**WHAT YOU HAVE TO DO**
List all lines of the data that include the string "JSON".

**Records excerpted from a collection**
_____

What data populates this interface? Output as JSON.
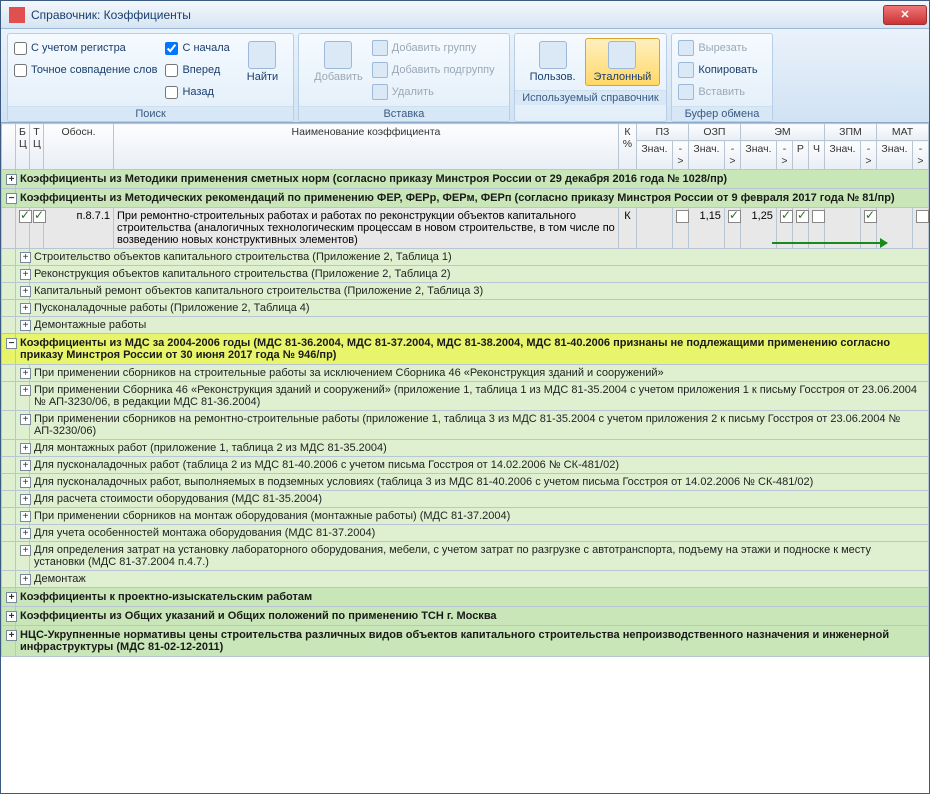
{
  "window": {
    "title": "Справочник: Коэффициенты"
  },
  "ribbon": {
    "search": {
      "register": "С учетом регистра",
      "exact": "Точное совпадение слов",
      "fromstart": "С начала",
      "forward": "Вперед",
      "back": "Назад",
      "find": "Найти",
      "label": "Поиск"
    },
    "insert": {
      "add": "Добавить",
      "addgroup": "Добавить группу",
      "addsubgroup": "Добавить подгруппу",
      "delete": "Удалить",
      "label": "Вставка"
    },
    "refbook": {
      "user": "Пользов.",
      "ref": "Эталонный",
      "label": "Используемый справочник"
    },
    "clipboard": {
      "cut": "Вырезать",
      "copy": "Копировать",
      "paste": "Вставить",
      "label": "Буфер обмена"
    }
  },
  "headers": {
    "b": "Б\nЦ",
    "t": "Т\nЦ",
    "obosn": "Обосн.",
    "name": "Наименование коэффициента",
    "kpct": "К\n%",
    "pz": "ПЗ",
    "ozp": "ОЗП",
    "em": "ЭМ",
    "zpm": "ЗПМ",
    "mat": "МАТ",
    "znach": "Знач.",
    "arrow": "->",
    "r": "Р",
    "ch": "Ч"
  },
  "row": {
    "obosn": "п.8.7.1",
    "name": "При ремонтно-строительных работах и работах по реконструкции объектов капитального строительства (аналогичных технологическим процессам в новом строительстве, в том числе по возведению новых конструктивных элементов)",
    "k": "К",
    "ozp": "1,15",
    "em": "1,25"
  },
  "groups": {
    "g1": "Коэффициенты из Методики применения сметных норм (согласно приказу Минстроя России от 29 декабря 2016 года № 1028/пр)",
    "g2": "Коэффициенты из Методических рекомендаций по применению ФЕР, ФЕРр, ФЕРм, ФЕРп (согласно приказу Минстроя России от 9 февраля 2017 года № 81/пр)",
    "s1": "Строительство объектов капитального строительства (Приложение 2, Таблица 1)",
    "s2": "Реконструкция объектов капитального строительства (Приложение 2, Таблица 2)",
    "s3": "Капитальный ремонт объектов капитального строительства (Приложение 2, Таблица 3)",
    "s4": "Пусконаладочные работы (Приложение 2, Таблица 4)",
    "s5": "Демонтажные работы",
    "g3": "Коэффициенты из МДС за 2004-2006 годы (МДС 81-36.2004, МДС 81-37.2004, МДС 81-38.2004, МДС 81-40.2006 признаны не подлежащими применению согласно приказу Минстроя России от 30 июня 2017 года № 946/пр)",
    "s6": "При применении сборников на строительные работы за исключением Сборника 46 «Реконструкция зданий и сооружений»",
    "s7": "При применении Сборника 46 «Реконструкция зданий и сооружений» (приложение 1, таблица 1 из МДС 81-35.2004 с учетом приложения 1 к письму Госстроя от 23.06.2004 № АП-3230/06, в редакции МДС 81-36.2004)",
    "s8": "При применении сборников на ремонтно-строительные работы (приложение 1, таблица 3 из МДС 81-35.2004 с учетом приложения 2 к письму Госстроя от 23.06.2004 № АП-3230/06)",
    "s9": "Для монтажных работ (приложение 1, таблица 2 из МДС 81-35.2004)",
    "s10": "Для пусконаладочных работ (таблица 2 из МДС 81-40.2006 с учетом письма Госстроя от 14.02.2006 № СК-481/02)",
    "s11": "Для пусконаладочных работ, выполняемых в подземных условиях (таблица 3 из МДС 81-40.2006 с учетом письма Госстроя от 14.02.2006 № СК-481/02)",
    "s12": "Для расчета стоимости оборудования (МДС 81-35.2004)",
    "s13": "При применении сборников на монтаж оборудования (монтажные работы) (МДС 81-37.2004)",
    "s14": "Для учета особенностей монтажа оборудования (МДС 81-37.2004)",
    "s15": "Для определения затрат на установку лабораторного оборудования, мебели, с учетом затрат по разгрузке с автотранспорта, подъему на этажи и подноске к месту установки (МДС 81-37.2004 п.4.7.)",
    "s16": "Демонтаж",
    "g4": "Коэффициенты к проектно-изыскательским работам",
    "g5": "Коэффициенты из Общих указаний и Общих положений по применению ТСН г. Москва",
    "g6": "НЦС-Укрупненные нормативы цены строительства различных видов объектов капитального строительства непроизводственного назначения и инженерной инфраструктуры (МДС 81-02-12-2011)"
  }
}
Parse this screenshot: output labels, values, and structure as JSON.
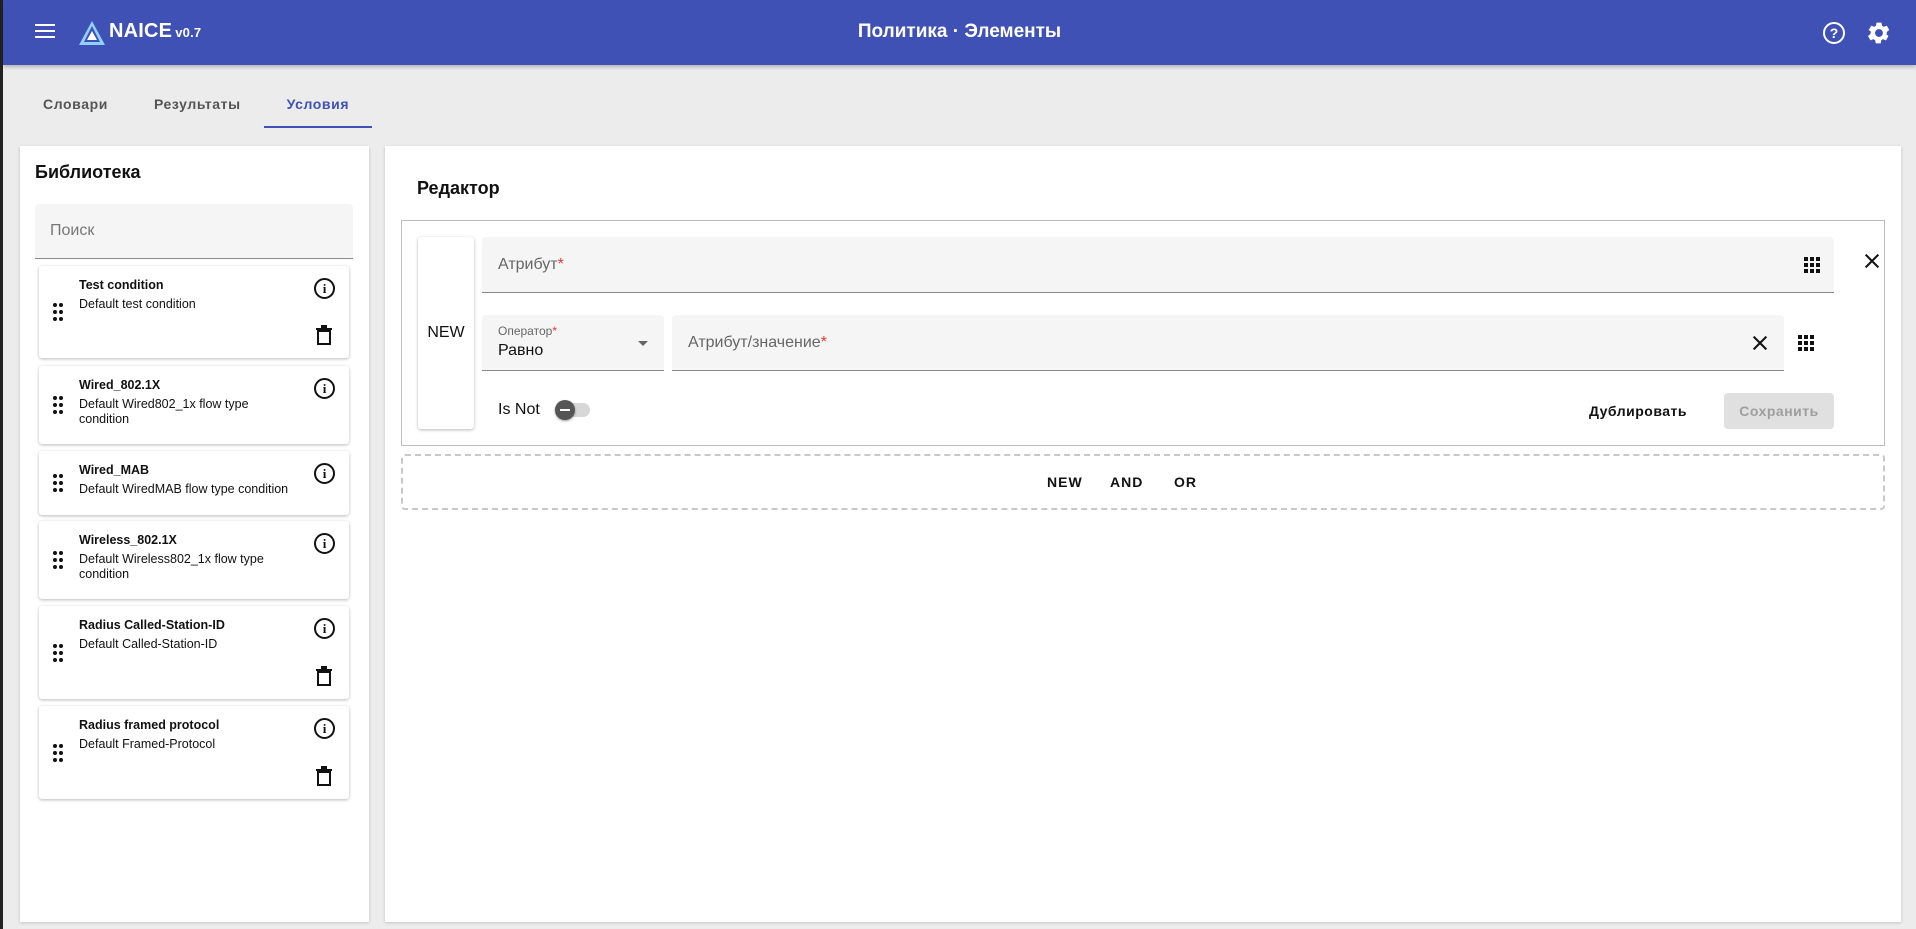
{
  "app": {
    "name": "NAICE",
    "version": "v0.7",
    "page_title": "Политика · Элементы"
  },
  "tabs": [
    {
      "label": "Словари"
    },
    {
      "label": "Результаты"
    },
    {
      "label": "Условия"
    }
  ],
  "active_tab": "Условия",
  "library": {
    "title": "Библиотека",
    "search_placeholder": "Поиск",
    "items": [
      {
        "name": "Test condition",
        "description": "Default test condition",
        "deletable": true
      },
      {
        "name": "Wired_802.1X",
        "description": "Default Wired802_1x flow type condition",
        "deletable": false
      },
      {
        "name": "Wired_MAB",
        "description": "Default WiredMAB flow type condition",
        "deletable": false
      },
      {
        "name": "Wireless_802.1X",
        "description": "Default Wireless802_1x flow type condition",
        "deletable": false
      },
      {
        "name": "Radius Called-Station-ID",
        "description": "Default Called-Station-ID",
        "deletable": true
      },
      {
        "name": "Radius framed protocol",
        "description": "Default Framed-Protocol",
        "deletable": true
      }
    ]
  },
  "editor": {
    "title": "Редактор",
    "condition": {
      "tag": "NEW",
      "attribute_label": "Атрибут",
      "operator_label": "Оператор",
      "operator_value": "Равно",
      "value_label": "Атрибут/значение",
      "required_mark": "*",
      "isnot_label": "Is Not",
      "isnot_enabled": false,
      "duplicate_label": "Дублировать",
      "save_label": "Сохранить"
    },
    "actions": {
      "new": "NEW",
      "and": "AND",
      "or": "OR"
    }
  },
  "colors": {
    "primary": "#3f51b5",
    "required": "#e53935",
    "background": "#ececec"
  }
}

_____

**EXERCISE ANSWER**
What data populates this interface? Output as JSON.
Parse this screenshot: output labels, values, and structure as JSON.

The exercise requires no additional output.